> SET EXERCISE
Repeat the material below exactly, with no pictures.

> PROVIDED DATA
::::::::::
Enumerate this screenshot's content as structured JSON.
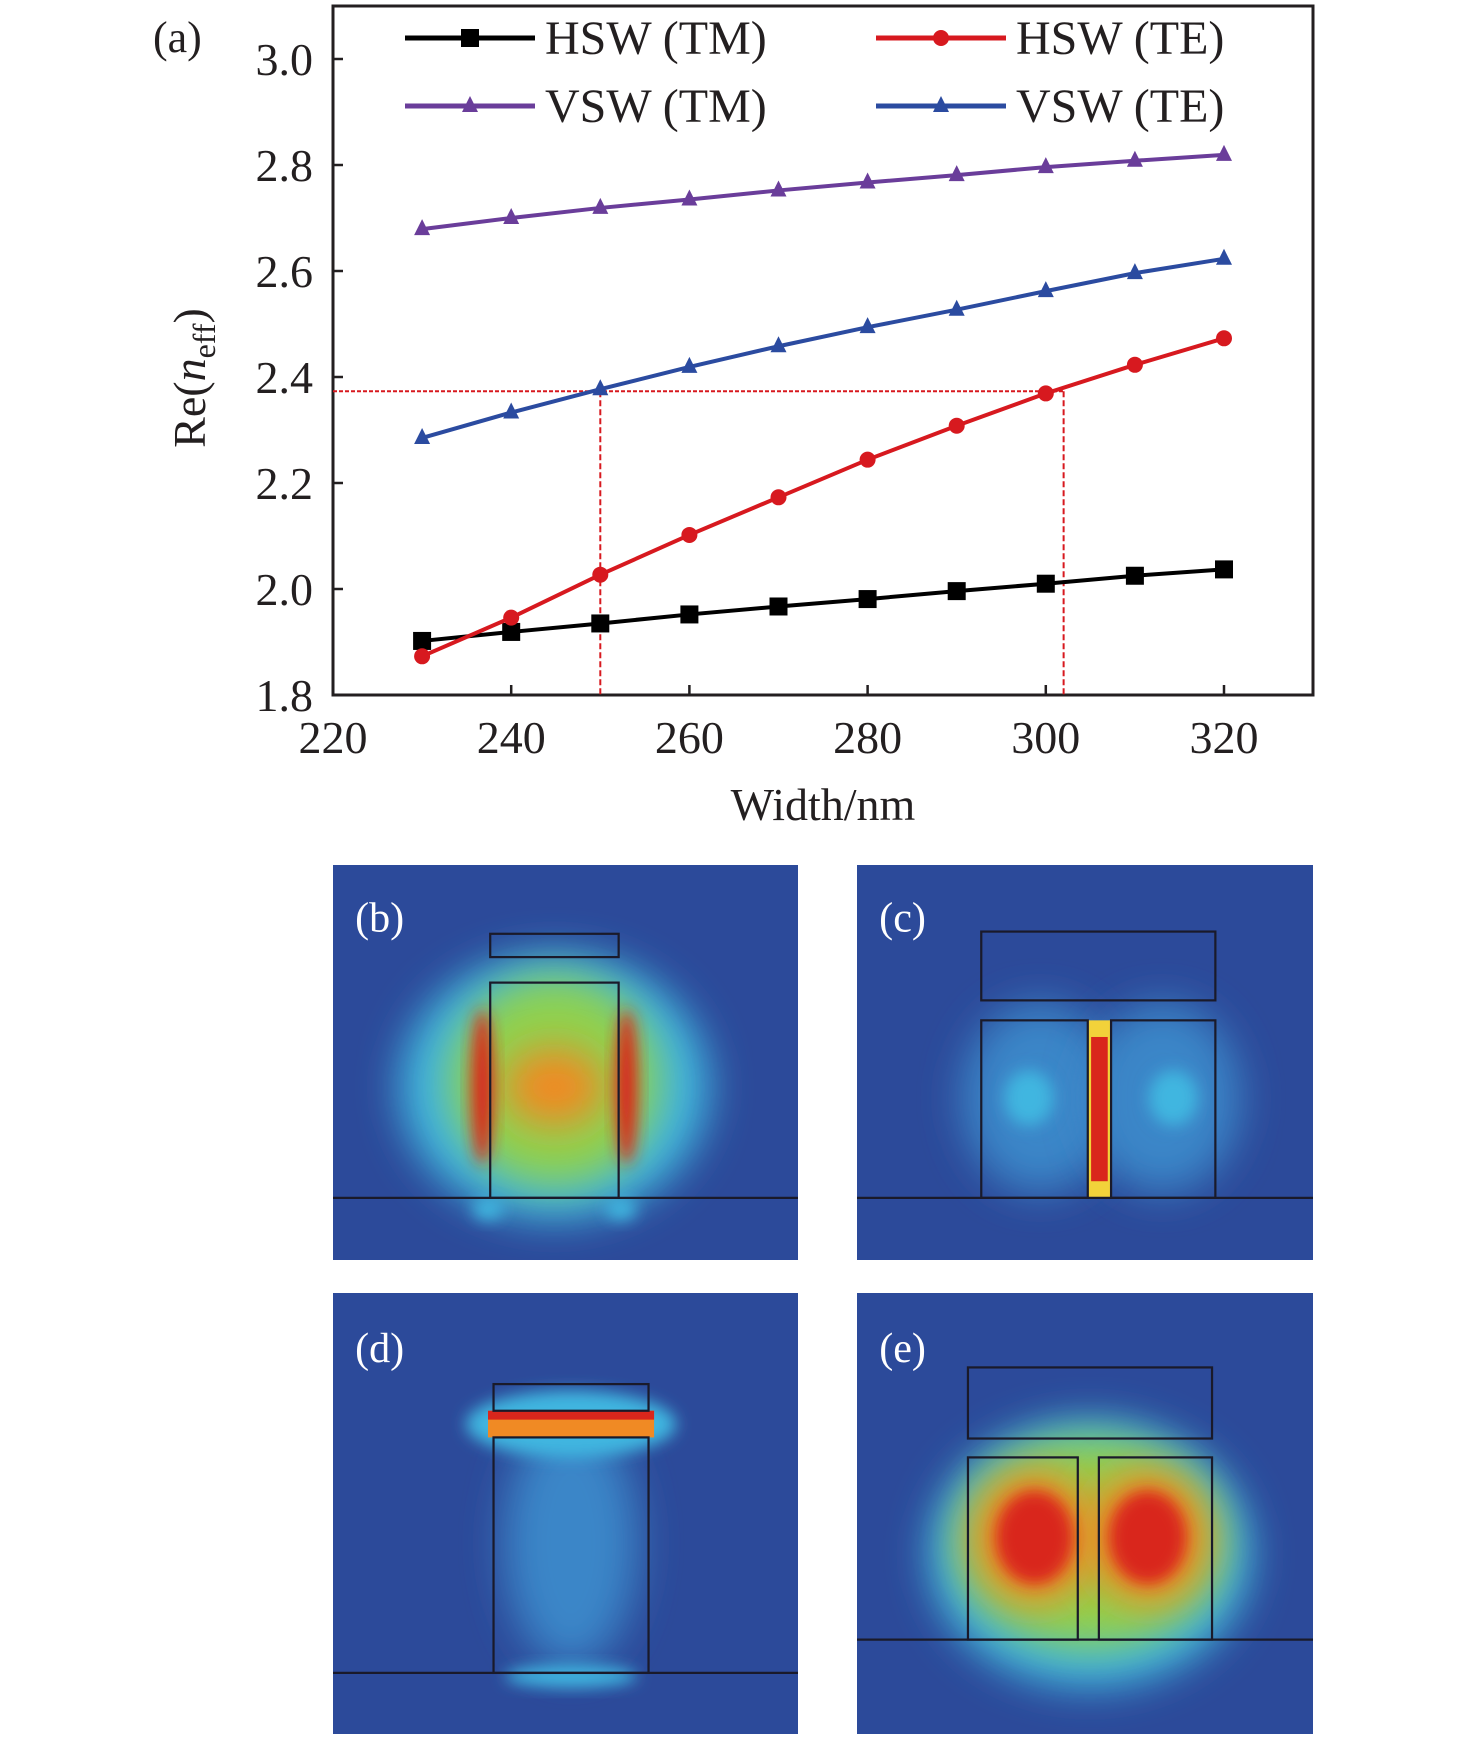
{
  "panel_labels": {
    "a": "(a)",
    "b": "(b)",
    "c": "(c)",
    "d": "(d)",
    "e": "(e)"
  },
  "chart_data": {
    "type": "line",
    "xlabel": "Width/nm",
    "ylabel_main": "Re(",
    "ylabel_italic": "n",
    "ylabel_sub": "eff",
    "ylabel_close": ")",
    "xlim": [
      220,
      330
    ],
    "ylim": [
      1.8,
      3.1
    ],
    "xticks": [
      220,
      240,
      260,
      280,
      300,
      320
    ],
    "yticks": [
      "1.8",
      "2.0",
      "2.2",
      "2.4",
      "2.6",
      "2.8",
      "3.0"
    ],
    "grid": false,
    "legend_position": "top",
    "x": [
      230,
      240,
      250,
      260,
      270,
      280,
      290,
      300,
      310,
      320
    ],
    "series": [
      {
        "name": "HSW (TM)",
        "color": "#000000",
        "marker": "square",
        "values": [
          1.902,
          1.919,
          1.935,
          1.952,
          1.967,
          1.981,
          1.996,
          2.01,
          2.025,
          2.037
        ]
      },
      {
        "name": "HSW (TE)",
        "color": "#d7191f",
        "marker": "circle",
        "values": [
          1.873,
          1.946,
          2.027,
          2.102,
          2.173,
          2.244,
          2.308,
          2.369,
          2.423,
          2.473
        ]
      },
      {
        "name": "VSW (TM)",
        "color": "#6a3d9a",
        "marker": "triangle",
        "values": [
          2.679,
          2.7,
          2.719,
          2.735,
          2.752,
          2.767,
          2.781,
          2.796,
          2.808,
          2.819
        ]
      },
      {
        "name": "VSW (TE)",
        "color": "#2b4ba0",
        "marker": "triangle",
        "values": [
          2.285,
          2.333,
          2.377,
          2.419,
          2.458,
          2.494,
          2.527,
          2.562,
          2.596,
          2.623
        ]
      }
    ],
    "reference_lines": {
      "color": "#d7191f",
      "horizontal_y": 2.373,
      "vertical_x": [
        250,
        302
      ]
    }
  },
  "field_colors": {
    "background": "#2c4a9a",
    "cyan": "#3fb6e0",
    "green": "#8fd14f",
    "yellow": "#f2d23a",
    "orange": "#f08a24",
    "red": "#d9261c"
  }
}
::::::::::
> COMPLETE OUTPUT
Enumerate this screenshot's content as structured JSON.
{
  "panel_labels": {
    "a": "(a)",
    "b": "(b)",
    "c": "(c)",
    "d": "(d)",
    "e": "(e)"
  },
  "chart_data": {
    "type": "line",
    "xlabel": "Width/nm",
    "ylabel_main": "Re(",
    "ylabel_italic": "n",
    "ylabel_sub": "eff",
    "ylabel_close": ")",
    "xlim": [
      220,
      330
    ],
    "ylim": [
      1.8,
      3.1
    ],
    "xticks": [
      220,
      240,
      260,
      280,
      300,
      320
    ],
    "yticks": [
      "1.8",
      "2.0",
      "2.2",
      "2.4",
      "2.6",
      "2.8",
      "3.0"
    ],
    "grid": false,
    "legend_position": "top",
    "x": [
      230,
      240,
      250,
      260,
      270,
      280,
      290,
      300,
      310,
      320
    ],
    "series": [
      {
        "name": "HSW (TM)",
        "color": "#000000",
        "marker": "square",
        "values": [
          1.902,
          1.919,
          1.935,
          1.952,
          1.967,
          1.981,
          1.996,
          2.01,
          2.025,
          2.037
        ]
      },
      {
        "name": "HSW (TE)",
        "color": "#d7191f",
        "marker": "circle",
        "values": [
          1.873,
          1.946,
          2.027,
          2.102,
          2.173,
          2.244,
          2.308,
          2.369,
          2.423,
          2.473
        ]
      },
      {
        "name": "VSW (TM)",
        "color": "#6a3d9a",
        "marker": "triangle",
        "values": [
          2.679,
          2.7,
          2.719,
          2.735,
          2.752,
          2.767,
          2.781,
          2.796,
          2.808,
          2.819
        ]
      },
      {
        "name": "VSW (TE)",
        "color": "#2b4ba0",
        "marker": "triangle",
        "values": [
          2.285,
          2.333,
          2.377,
          2.419,
          2.458,
          2.494,
          2.527,
          2.562,
          2.596,
          2.623
        ]
      }
    ],
    "reference_lines": {
      "color": "#d7191f",
      "horizontal_y": 2.373,
      "vertical_x": [
        250,
        302
      ]
    }
  },
  "field_colors": {
    "background": "#2c4a9a",
    "cyan": "#3fb6e0",
    "green": "#8fd14f",
    "yellow": "#f2d23a",
    "orange": "#f08a24",
    "red": "#d9261c"
  }
}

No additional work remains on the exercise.